[Items from a figure collection]
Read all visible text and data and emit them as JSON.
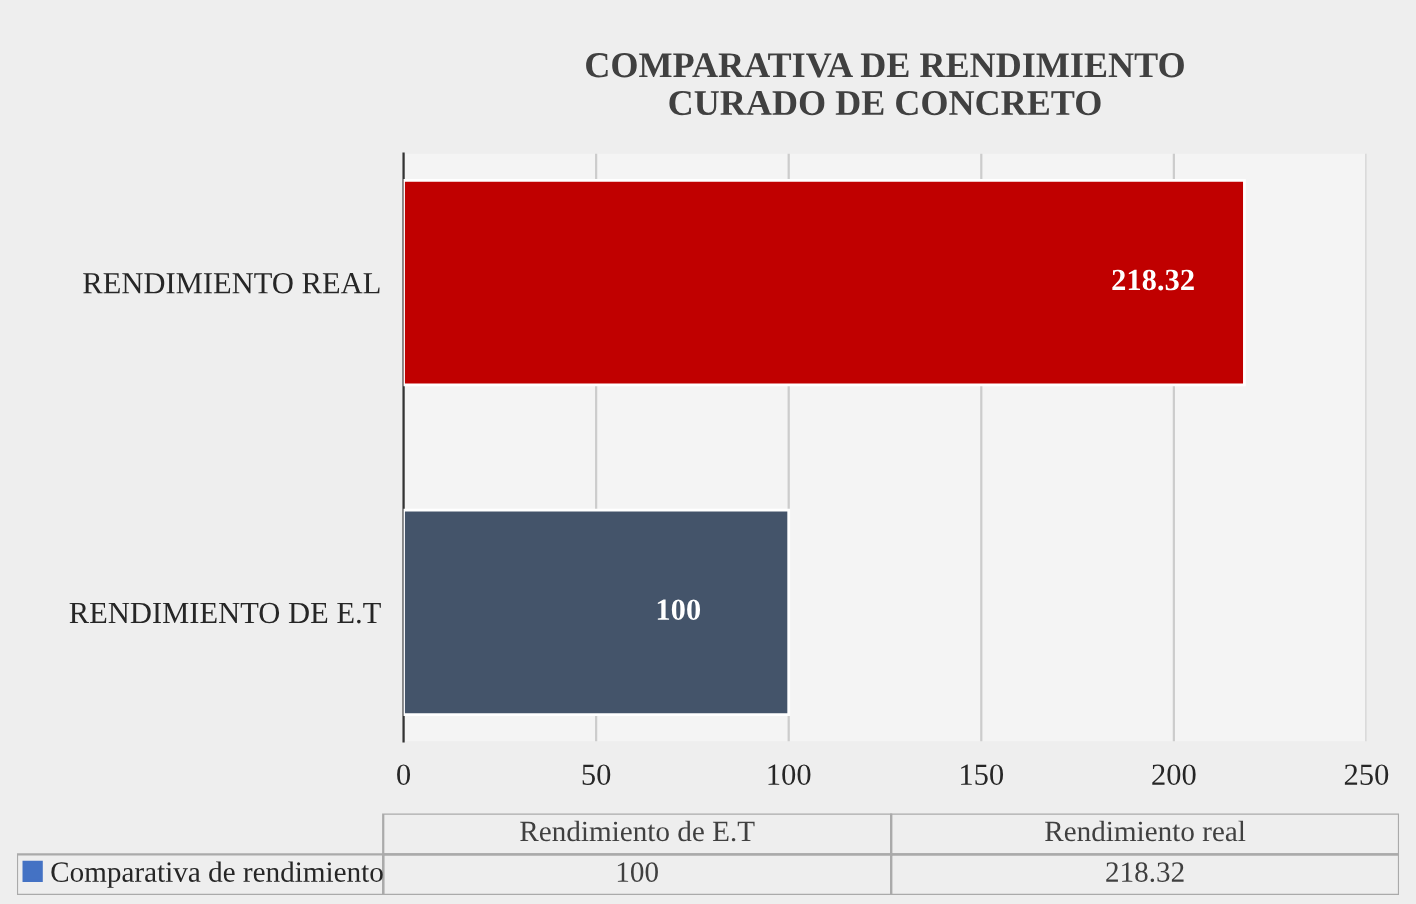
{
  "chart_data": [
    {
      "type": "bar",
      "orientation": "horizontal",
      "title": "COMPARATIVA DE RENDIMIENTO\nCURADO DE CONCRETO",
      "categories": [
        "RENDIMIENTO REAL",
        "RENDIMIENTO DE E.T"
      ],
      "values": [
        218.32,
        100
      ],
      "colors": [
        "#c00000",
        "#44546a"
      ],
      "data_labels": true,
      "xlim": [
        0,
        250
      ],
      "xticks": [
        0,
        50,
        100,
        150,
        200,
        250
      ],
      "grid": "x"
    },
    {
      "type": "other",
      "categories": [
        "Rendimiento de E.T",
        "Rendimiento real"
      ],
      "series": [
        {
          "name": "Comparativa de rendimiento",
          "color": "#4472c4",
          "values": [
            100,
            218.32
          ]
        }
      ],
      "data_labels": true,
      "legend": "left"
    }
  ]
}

## Request
The entries above should be reproduced exactly, without their pictures.

## Solved problem
Read all visible text and data and emit them as JSON.
{
  "chart_data": [
    {
      "type": "bar",
      "orientation": "horizontal",
      "title": "COMPARATIVA DE RENDIMIENTO\nCURADO DE CONCRETO",
      "categories": [
        "RENDIMIENTO REAL",
        "RENDIMIENTO DE E.T"
      ],
      "values": [
        218.32,
        100
      ],
      "colors": [
        "#c00000",
        "#44546a"
      ],
      "data_labels": true,
      "xlim": [
        0,
        250
      ],
      "xticks": [
        0,
        50,
        100,
        150,
        200,
        250
      ],
      "grid": "x"
    },
    {
      "type": "other",
      "categories": [
        "Rendimiento de E.T",
        "Rendimiento real"
      ],
      "series": [
        {
          "name": "Comparativa de rendimiento",
          "color": "#4472c4",
          "values": [
            100,
            218.32
          ]
        }
      ],
      "data_labels": true,
      "legend": "left"
    }
  ]
}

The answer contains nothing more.